BEGIN

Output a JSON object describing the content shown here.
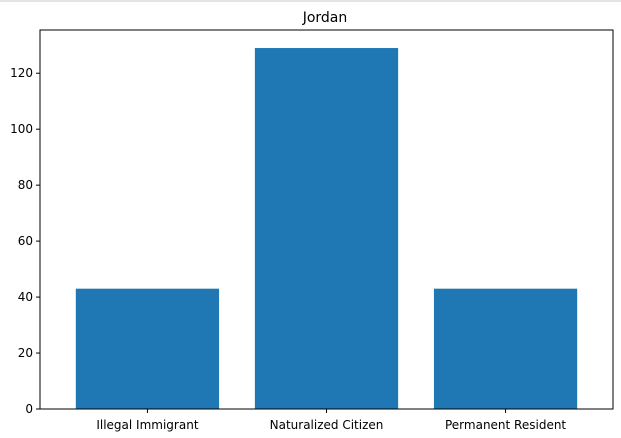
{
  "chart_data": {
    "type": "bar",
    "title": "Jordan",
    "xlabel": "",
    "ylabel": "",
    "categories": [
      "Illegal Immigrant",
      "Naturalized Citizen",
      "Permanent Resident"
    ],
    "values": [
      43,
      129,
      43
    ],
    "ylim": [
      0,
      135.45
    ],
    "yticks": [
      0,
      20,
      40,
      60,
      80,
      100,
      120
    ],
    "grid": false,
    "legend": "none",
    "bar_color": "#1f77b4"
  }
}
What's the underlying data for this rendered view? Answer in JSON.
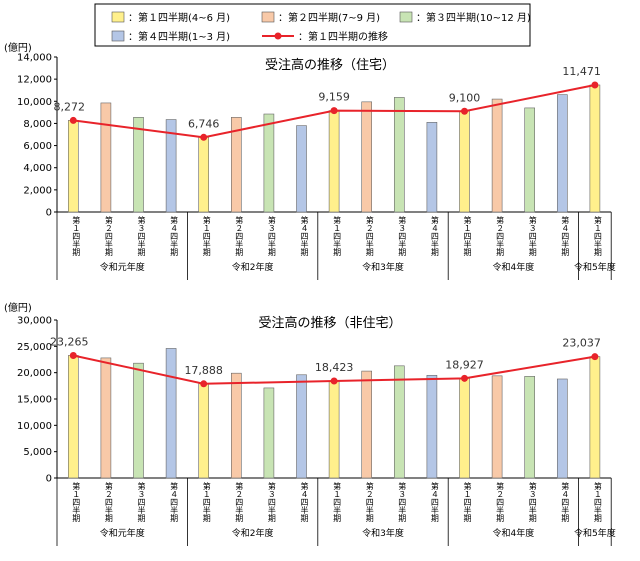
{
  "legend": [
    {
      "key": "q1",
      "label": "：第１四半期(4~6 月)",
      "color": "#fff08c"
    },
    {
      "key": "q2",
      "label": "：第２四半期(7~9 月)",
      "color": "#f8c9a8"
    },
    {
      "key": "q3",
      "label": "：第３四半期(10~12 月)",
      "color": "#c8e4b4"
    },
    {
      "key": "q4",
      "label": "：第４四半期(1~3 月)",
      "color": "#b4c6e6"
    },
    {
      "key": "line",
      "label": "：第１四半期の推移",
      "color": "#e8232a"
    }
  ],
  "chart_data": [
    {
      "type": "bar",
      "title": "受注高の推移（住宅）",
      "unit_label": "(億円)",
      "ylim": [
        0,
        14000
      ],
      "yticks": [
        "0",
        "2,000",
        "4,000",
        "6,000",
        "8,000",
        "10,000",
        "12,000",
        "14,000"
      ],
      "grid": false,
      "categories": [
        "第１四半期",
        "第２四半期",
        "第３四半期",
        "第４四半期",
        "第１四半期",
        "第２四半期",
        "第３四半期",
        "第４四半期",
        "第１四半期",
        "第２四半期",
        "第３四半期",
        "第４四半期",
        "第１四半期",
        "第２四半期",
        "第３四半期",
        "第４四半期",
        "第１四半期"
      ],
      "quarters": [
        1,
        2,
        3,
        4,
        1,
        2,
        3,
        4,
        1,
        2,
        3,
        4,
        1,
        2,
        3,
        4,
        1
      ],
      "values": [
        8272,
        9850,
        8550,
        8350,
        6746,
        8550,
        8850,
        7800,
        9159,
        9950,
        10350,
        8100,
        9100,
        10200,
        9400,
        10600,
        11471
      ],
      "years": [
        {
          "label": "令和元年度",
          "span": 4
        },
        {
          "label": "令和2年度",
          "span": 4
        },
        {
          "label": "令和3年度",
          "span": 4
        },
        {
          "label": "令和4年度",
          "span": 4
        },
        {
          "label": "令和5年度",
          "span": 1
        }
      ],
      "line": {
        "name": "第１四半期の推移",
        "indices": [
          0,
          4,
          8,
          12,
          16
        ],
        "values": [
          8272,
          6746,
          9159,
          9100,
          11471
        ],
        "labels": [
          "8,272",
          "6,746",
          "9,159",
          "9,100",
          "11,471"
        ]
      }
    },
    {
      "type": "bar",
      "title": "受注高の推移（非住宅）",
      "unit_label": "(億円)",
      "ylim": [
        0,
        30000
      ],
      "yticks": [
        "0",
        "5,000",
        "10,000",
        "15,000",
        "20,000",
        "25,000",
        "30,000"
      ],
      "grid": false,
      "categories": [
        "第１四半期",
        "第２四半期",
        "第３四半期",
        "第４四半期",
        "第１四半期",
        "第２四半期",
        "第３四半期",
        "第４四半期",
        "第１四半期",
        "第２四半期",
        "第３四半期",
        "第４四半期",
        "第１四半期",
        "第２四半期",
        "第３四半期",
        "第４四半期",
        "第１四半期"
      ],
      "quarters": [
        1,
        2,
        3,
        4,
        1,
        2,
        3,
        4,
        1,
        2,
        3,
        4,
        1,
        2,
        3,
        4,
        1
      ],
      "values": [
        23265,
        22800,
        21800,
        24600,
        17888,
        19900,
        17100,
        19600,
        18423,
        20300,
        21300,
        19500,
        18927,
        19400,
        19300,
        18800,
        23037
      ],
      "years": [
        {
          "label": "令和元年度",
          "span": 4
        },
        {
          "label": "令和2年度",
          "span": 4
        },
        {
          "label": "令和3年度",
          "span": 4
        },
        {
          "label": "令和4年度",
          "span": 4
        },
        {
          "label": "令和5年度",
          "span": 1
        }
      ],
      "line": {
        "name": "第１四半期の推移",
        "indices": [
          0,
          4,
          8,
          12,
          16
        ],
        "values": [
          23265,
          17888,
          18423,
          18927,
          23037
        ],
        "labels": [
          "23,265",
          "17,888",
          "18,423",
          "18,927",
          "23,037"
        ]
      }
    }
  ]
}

END
BEGIN

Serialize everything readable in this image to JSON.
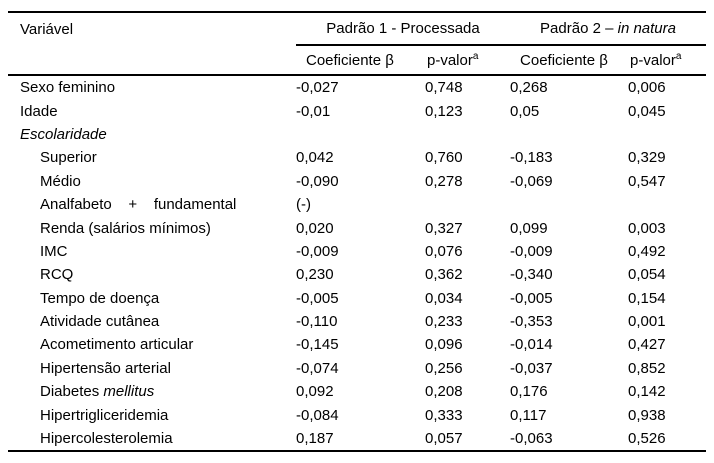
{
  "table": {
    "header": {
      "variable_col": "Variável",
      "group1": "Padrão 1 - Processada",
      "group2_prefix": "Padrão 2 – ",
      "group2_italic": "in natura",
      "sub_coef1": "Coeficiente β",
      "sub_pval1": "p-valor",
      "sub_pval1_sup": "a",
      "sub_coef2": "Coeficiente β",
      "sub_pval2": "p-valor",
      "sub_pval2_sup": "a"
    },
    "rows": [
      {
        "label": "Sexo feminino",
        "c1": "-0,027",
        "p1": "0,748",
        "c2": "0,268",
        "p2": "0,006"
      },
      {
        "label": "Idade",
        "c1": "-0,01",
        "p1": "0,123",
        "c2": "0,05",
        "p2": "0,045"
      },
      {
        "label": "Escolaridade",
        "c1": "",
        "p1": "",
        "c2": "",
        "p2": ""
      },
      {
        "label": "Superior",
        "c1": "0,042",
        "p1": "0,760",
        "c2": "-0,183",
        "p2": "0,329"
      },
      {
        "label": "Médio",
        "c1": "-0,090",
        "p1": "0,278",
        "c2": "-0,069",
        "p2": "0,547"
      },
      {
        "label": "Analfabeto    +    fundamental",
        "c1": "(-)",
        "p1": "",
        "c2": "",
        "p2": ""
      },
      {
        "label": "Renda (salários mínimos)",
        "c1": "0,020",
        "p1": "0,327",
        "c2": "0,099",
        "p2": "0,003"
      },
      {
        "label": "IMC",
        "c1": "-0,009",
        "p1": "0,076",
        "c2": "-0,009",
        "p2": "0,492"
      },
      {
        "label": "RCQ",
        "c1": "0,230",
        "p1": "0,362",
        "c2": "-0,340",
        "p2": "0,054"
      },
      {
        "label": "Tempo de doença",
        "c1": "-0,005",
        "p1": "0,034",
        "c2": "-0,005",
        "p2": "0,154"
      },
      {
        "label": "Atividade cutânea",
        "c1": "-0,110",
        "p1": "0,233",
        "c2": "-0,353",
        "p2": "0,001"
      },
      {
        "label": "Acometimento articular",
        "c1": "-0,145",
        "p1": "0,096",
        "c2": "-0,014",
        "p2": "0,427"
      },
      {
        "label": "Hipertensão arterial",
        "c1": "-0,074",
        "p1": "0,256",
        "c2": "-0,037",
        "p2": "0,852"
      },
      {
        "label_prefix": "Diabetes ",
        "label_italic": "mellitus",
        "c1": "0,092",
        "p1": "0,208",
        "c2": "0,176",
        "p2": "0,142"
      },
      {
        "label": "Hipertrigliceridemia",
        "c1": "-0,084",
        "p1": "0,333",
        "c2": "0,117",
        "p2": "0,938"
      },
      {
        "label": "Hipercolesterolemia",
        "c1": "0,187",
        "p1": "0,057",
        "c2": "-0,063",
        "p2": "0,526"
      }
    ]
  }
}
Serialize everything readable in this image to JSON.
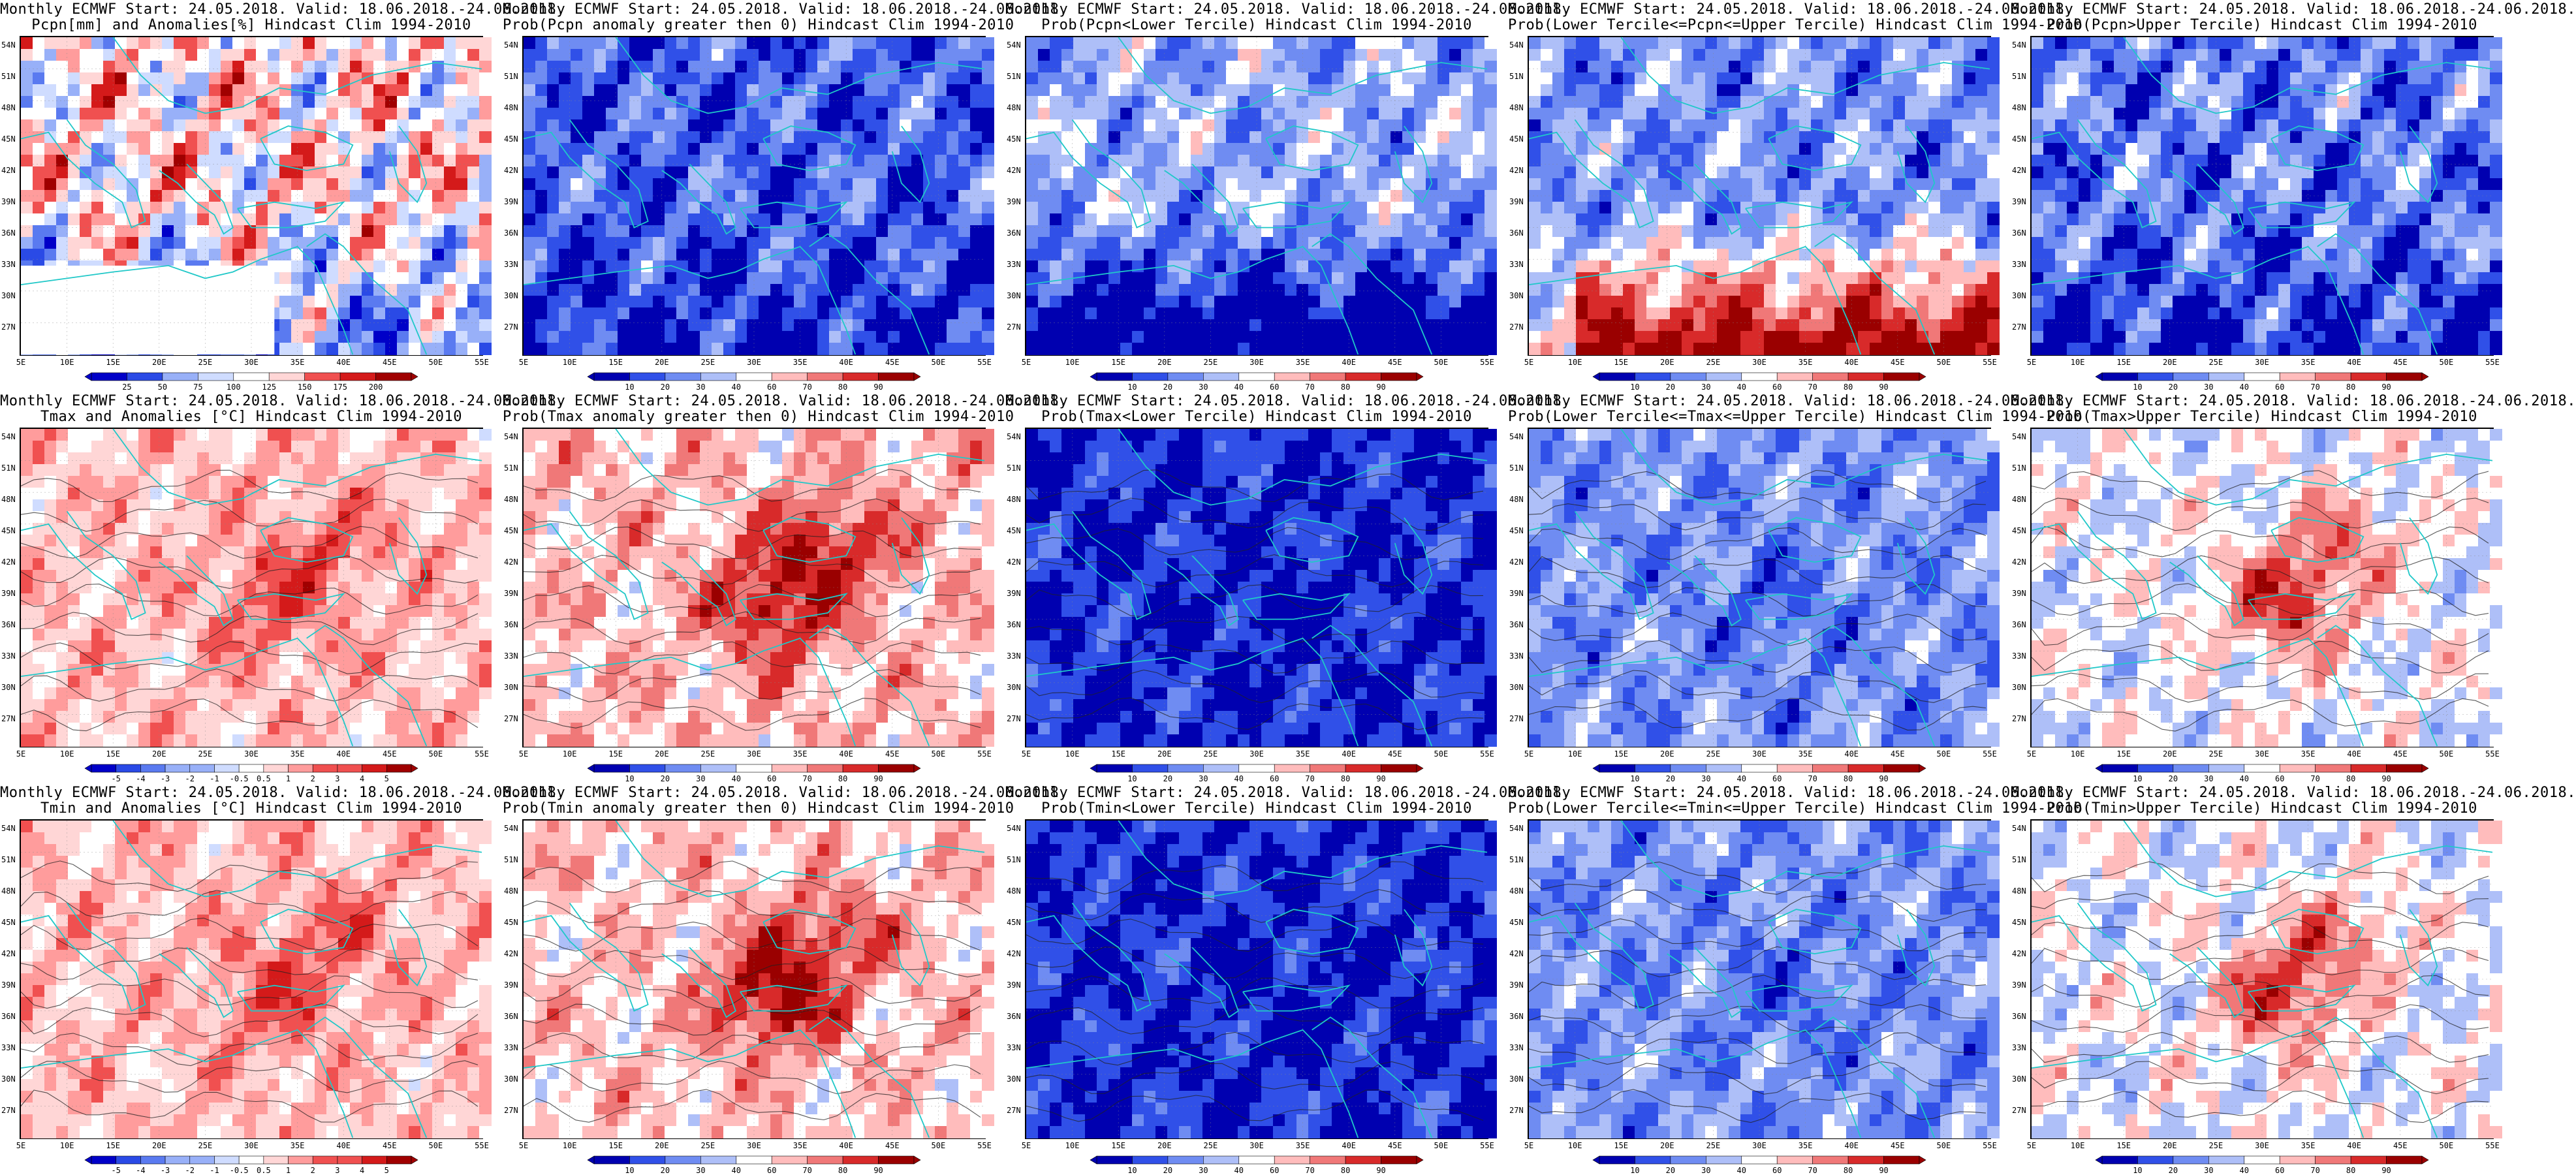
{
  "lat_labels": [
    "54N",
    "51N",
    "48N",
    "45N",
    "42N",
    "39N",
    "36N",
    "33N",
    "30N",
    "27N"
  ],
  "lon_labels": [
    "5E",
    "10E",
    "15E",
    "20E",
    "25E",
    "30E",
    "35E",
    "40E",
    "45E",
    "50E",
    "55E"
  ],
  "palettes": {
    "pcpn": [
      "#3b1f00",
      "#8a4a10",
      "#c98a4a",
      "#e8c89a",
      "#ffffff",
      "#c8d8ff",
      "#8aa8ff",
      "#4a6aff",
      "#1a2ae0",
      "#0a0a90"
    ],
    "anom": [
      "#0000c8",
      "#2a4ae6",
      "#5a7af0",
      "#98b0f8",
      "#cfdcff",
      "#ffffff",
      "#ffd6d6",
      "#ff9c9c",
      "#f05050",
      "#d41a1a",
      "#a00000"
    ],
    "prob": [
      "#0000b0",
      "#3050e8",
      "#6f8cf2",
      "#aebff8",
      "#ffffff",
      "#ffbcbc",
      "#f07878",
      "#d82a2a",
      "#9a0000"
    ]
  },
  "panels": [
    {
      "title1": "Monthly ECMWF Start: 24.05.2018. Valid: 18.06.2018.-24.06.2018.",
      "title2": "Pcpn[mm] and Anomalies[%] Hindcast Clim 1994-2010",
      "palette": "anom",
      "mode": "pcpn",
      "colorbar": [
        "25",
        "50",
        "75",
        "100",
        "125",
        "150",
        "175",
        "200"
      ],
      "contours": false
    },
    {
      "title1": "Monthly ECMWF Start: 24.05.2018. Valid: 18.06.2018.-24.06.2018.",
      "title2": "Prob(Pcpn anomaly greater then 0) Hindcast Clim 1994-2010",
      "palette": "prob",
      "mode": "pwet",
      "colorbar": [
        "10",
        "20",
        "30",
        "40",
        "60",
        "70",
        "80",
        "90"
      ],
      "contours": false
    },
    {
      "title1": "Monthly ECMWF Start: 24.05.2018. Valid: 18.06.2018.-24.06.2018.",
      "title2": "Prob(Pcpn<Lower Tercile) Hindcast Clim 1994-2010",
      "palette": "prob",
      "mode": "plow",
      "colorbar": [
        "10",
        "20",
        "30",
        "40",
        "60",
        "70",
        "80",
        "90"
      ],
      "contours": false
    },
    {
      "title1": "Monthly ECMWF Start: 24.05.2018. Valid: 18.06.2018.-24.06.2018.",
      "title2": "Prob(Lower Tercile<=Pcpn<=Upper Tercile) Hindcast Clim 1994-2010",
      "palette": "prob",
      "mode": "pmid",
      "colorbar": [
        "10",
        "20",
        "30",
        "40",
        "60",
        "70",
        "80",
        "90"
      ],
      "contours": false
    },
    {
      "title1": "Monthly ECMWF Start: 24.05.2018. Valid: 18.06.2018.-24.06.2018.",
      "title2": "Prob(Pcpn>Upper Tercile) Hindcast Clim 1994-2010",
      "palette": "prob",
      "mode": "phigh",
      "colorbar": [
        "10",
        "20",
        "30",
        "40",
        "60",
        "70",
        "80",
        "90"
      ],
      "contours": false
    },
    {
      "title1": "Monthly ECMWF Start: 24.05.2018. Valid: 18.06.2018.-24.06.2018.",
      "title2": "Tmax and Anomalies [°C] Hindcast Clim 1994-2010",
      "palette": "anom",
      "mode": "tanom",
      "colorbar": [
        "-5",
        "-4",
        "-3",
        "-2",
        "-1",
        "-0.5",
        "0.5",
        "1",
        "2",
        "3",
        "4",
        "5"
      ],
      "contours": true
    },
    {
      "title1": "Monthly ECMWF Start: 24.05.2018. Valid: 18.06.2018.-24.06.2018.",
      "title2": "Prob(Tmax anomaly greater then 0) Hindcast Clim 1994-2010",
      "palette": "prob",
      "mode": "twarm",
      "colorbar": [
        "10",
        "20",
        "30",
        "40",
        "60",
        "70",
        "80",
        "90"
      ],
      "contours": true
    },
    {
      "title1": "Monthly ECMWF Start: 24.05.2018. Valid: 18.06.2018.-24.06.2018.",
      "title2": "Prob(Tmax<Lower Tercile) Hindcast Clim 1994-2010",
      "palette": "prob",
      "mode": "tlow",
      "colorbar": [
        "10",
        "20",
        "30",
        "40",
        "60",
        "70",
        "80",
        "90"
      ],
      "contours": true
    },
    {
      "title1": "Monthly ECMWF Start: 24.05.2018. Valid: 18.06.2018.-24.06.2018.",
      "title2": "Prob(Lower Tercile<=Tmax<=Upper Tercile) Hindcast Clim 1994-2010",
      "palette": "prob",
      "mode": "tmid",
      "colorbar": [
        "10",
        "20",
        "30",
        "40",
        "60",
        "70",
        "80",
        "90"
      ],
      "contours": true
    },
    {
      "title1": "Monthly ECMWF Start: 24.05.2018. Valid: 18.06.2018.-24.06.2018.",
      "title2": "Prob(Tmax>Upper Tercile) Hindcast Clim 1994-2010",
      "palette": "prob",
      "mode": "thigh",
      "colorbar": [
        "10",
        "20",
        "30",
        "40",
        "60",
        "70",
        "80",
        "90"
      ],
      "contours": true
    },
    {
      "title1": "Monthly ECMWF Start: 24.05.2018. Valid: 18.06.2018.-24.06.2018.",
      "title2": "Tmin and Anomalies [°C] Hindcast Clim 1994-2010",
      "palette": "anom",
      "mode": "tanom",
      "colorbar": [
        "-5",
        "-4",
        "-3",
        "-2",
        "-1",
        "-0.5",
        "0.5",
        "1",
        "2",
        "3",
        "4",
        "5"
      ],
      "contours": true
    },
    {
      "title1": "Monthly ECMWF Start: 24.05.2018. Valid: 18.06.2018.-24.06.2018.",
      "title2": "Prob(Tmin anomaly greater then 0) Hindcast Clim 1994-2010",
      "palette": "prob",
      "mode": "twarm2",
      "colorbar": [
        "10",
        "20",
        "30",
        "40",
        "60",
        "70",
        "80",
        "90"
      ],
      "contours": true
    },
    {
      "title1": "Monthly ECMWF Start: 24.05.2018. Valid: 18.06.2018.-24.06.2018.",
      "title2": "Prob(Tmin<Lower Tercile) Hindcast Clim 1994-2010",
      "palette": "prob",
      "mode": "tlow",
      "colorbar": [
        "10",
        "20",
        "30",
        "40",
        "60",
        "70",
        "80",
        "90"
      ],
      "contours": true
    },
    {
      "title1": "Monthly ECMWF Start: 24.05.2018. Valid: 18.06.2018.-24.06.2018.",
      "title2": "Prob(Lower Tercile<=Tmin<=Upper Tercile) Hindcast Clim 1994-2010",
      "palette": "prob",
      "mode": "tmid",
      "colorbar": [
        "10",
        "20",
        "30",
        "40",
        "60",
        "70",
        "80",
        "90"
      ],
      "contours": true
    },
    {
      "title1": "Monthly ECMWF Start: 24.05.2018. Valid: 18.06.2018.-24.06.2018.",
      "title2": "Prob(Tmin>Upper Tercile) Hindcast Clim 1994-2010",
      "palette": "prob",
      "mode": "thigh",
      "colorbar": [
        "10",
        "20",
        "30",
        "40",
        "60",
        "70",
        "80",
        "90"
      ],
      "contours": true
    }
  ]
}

END

Work out the count of lines containing the word "Tmax", then write only that count.

* [Response for this exercise] 5